WHAT YOU SHOULD DO:
All entries below need to be written out exactly, but without their pictures.

* BEGIN PROVIDED MATERIAL *

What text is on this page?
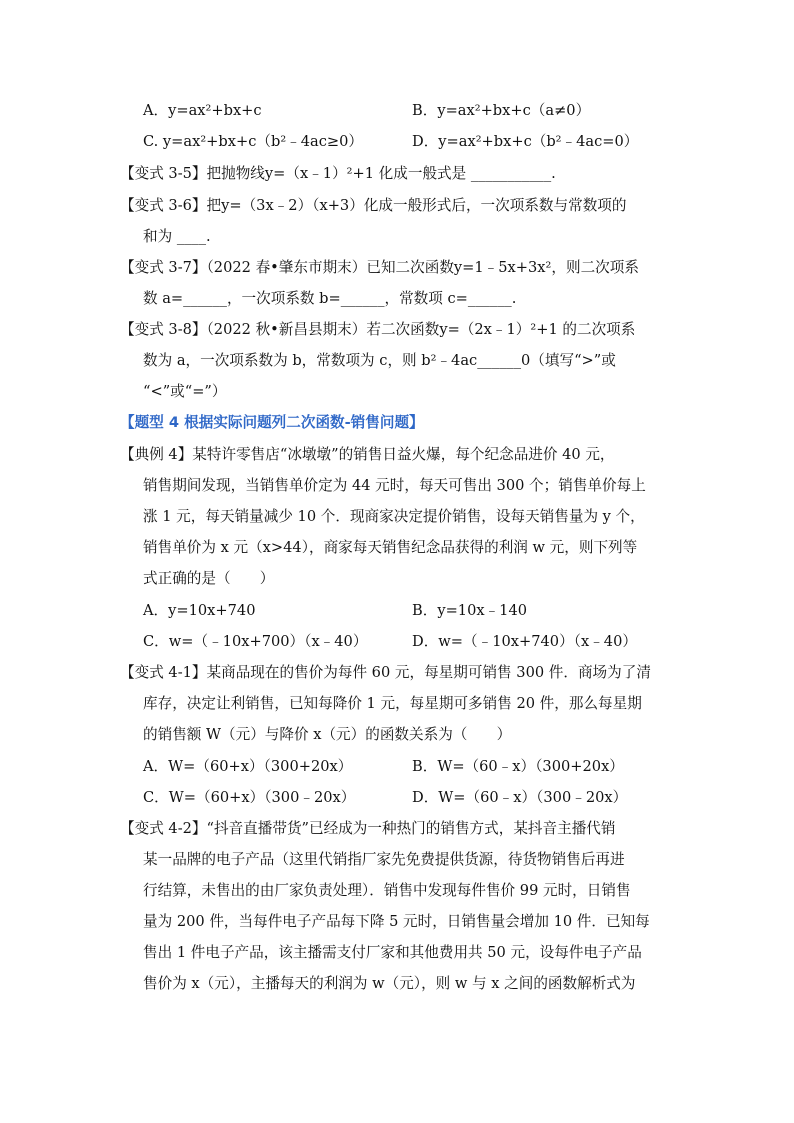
A．y=ax²+bx+c	B．y=ax²+bx+c（a≠0）
C. y=ax²+bx+c（b²﹣4ac≥0）	D．y=ax²+bx+c（b²﹣4ac=0）
【变式 3-5】把抛物线y=（x﹣1）²+1 化成一般式是 ___________.
【变式 3-6】把y=（3x﹣2）（x+3）化成一般形式后，一次项系数与常数项的
和为 ____.
【变式 3-7】（2022 春•肇东市期末）已知二次函数y=1﹣5x+3x²，则二次项系
数 a=______，一次项系数 b=______，常数项 c=______.
【变式 3-8】（2022 秋•新昌县期末）若二次函数y=（2x﹣1）²+1 的二次项系
数为 a，一次项系数为 b，常数项为 c，则 b²﹣4ac______0（填写“>”或
“<”或“=”）
【题型 4 根据实际问题列二次函数-销售问题】
【典例 4】某特许零售店“冰墩墩”的销售日益火爆，每个纪念品进价 40 元，
销售期间发现，当销售单价定为 44 元时，每天可售出 300 个；销售单价每上
涨 1 元，每天销量减少 10 个．现商家决定提价销售，设每天销售量为 y 个，
销售单价为 x 元（x>44），商家每天销售纪念品获得的利润 w 元，则下列等
式正确的是（　　）
A．y=10x+740	B．y=10x﹣140
C．w=（﹣10x+700）（x﹣40）	D．w=（﹣10x+740）（x﹣40）
【变式 4-1】某商品现在的售价为每件 60 元，每星期可销售 300 件．商场为了清
库存，决定让利销售，已知每降价 1 元，每星期可多销售 20 件，那么每星期
的销售额 W（元）与降价 x（元）的函数关系为（　　）
A．W=（60+x）（300+20x）	B．W=（60﹣x）（300+20x）
C．W=（60+x）（300﹣20x）	D．W=（60﹣x）（300﹣20x）
【变式 4-2】“抖音直播带货”已经成为一种热门的销售方式，某抖音主播代销
某一品牌的电子产品（这里代销指厂家先免费提供货源，待货物销售后再进
行结算，未售出的由厂家负责处理）．销售中发现每件售价 99 元时，日销售
量为 200 件，当每件电子产品每下降 5 元时，日销售量会增加 10 件．已知每
售出 1 件电子产品，该主播需支付厂家和其他费用共 50 元，设每件电子产品
售价为 x（元），主播每天的利润为 w（元），则 w 与 x 之间的函数解析式为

* END PROVIDED MATERIAL *

RESPONSE BELOW:
What text is on this page?
A．y=ax²+bx+c	B．y=ax²+bx+c（a≠0）
C. y=ax²+bx+c（b²﹣4ac≥0）	D．y=ax²+bx+c（b²﹣4ac=0）
【变式 3-5】把抛物线y=（x﹣1）²+1 化成一般式是 ___________.
【变式 3-6】把y=（3x﹣2）（x+3）化成一般形式后，一次项系数与常数项的
和为 ____.
【变式 3-7】（2022 春•肇东市期末）已知二次函数y=1﹣5x+3x²，则二次项系
数 a=______，一次项系数 b=______，常数项 c=______.
【变式 3-8】（2022 秋•新昌县期末）若二次函数y=（2x﹣1）²+1 的二次项系
数为 a，一次项系数为 b，常数项为 c，则 b²﹣4ac______0（填写“>”或
“<”或“=”）
【题型 4 根据实际问题列二次函数-销售问题】
【典例 4】某特许零售店“冰墩墩”的销售日益火爆，每个纪念品进价 40 元，
销售期间发现，当销售单价定为 44 元时，每天可售出 300 个；销售单价每上
涨 1 元，每天销量减少 10 个．现商家决定提价销售，设每天销售量为 y 个，
销售单价为 x 元（x>44），商家每天销售纪念品获得的利润 w 元，则下列等
式正确的是（　　）
A．y=10x+740	B．y=10x﹣140
C．w=（﹣10x+700）（x﹣40）	D．w=（﹣10x+740）（x﹣40）
【变式 4-1】某商品现在的售价为每件 60 元，每星期可销售 300 件．商场为了清
库存，决定让利销售，已知每降价 1 元，每星期可多销售 20 件，那么每星期
的销售额 W（元）与降价 x（元）的函数关系为（　　）
A．W=（60+x）（300+20x）	B．W=（60﹣x）（300+20x）
C．W=（60+x）（300﹣20x）	D．W=（60﹣x）（300﹣20x）
【变式 4-2】“抖音直播带货”已经成为一种热门的销售方式，某抖音主播代销
某一品牌的电子产品（这里代销指厂家先免费提供货源，待货物销售后再进
行结算，未售出的由厂家负责处理）．销售中发现每件售价 99 元时，日销售
量为 200 件，当每件电子产品每下降 5 元时，日销售量会增加 10 件．已知每
售出 1 件电子产品，该主播需支付厂家和其他费用共 50 元，设每件电子产品
售价为 x（元），主播每天的利润为 w（元），则 w 与 x 之间的函数解析式为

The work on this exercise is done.